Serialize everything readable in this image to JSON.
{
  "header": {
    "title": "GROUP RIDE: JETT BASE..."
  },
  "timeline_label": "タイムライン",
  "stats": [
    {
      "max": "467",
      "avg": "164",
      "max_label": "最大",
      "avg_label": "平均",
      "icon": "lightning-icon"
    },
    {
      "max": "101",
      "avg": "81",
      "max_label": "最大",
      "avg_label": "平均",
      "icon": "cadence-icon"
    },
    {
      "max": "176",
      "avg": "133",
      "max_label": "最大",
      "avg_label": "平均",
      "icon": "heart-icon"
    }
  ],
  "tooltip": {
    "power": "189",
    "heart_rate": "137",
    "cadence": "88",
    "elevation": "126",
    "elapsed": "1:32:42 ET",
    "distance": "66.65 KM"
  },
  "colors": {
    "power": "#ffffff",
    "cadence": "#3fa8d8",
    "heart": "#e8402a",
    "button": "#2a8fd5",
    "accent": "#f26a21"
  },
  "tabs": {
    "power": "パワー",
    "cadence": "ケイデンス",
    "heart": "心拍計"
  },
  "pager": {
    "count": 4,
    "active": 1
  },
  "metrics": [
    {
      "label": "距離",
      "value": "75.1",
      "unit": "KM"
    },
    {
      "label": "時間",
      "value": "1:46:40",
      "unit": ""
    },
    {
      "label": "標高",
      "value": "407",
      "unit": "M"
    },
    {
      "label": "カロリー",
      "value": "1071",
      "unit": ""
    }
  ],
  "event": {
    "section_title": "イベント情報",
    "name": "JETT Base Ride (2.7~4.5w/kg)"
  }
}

· · · · · · ·

▶ Task requirements: All of the entries above must be quoted exactly.

▶ Answer to the task:
Serialize everything readable in this image to JSON.
{
  "header": {
    "title": "GROUP RIDE: JETT BASE..."
  },
  "timeline_label": "タイムライン",
  "stats": [
    {
      "max": "467",
      "avg": "164",
      "max_label": "最大",
      "avg_label": "平均",
      "icon": "lightning-icon"
    },
    {
      "max": "101",
      "avg": "81",
      "max_label": "最大",
      "avg_label": "平均",
      "icon": "cadence-icon"
    },
    {
      "max": "176",
      "avg": "133",
      "max_label": "最大",
      "avg_label": "平均",
      "icon": "heart-icon"
    }
  ],
  "tooltip": {
    "power": "189",
    "heart_rate": "137",
    "cadence": "88",
    "elevation": "126",
    "elapsed": "1:32:42 ET",
    "distance": "66.65 KM"
  },
  "colors": {
    "power": "#ffffff",
    "cadence": "#3fa8d8",
    "heart": "#e8402a",
    "button": "#2a8fd5",
    "accent": "#f26a21"
  },
  "tabs": {
    "power": "パワー",
    "cadence": "ケイデンス",
    "heart": "心拍計"
  },
  "pager": {
    "count": 4,
    "active": 1
  },
  "metrics": [
    {
      "label": "距離",
      "value": "75.1",
      "unit": "KM"
    },
    {
      "label": "時間",
      "value": "1:46:40",
      "unit": ""
    },
    {
      "label": "標高",
      "value": "407",
      "unit": "M"
    },
    {
      "label": "カロリー",
      "value": "1071",
      "unit": ""
    }
  ],
  "event": {
    "section_title": "イベント情報",
    "name": "JETT Base Ride (2.7~4.5w/kg)"
  }
}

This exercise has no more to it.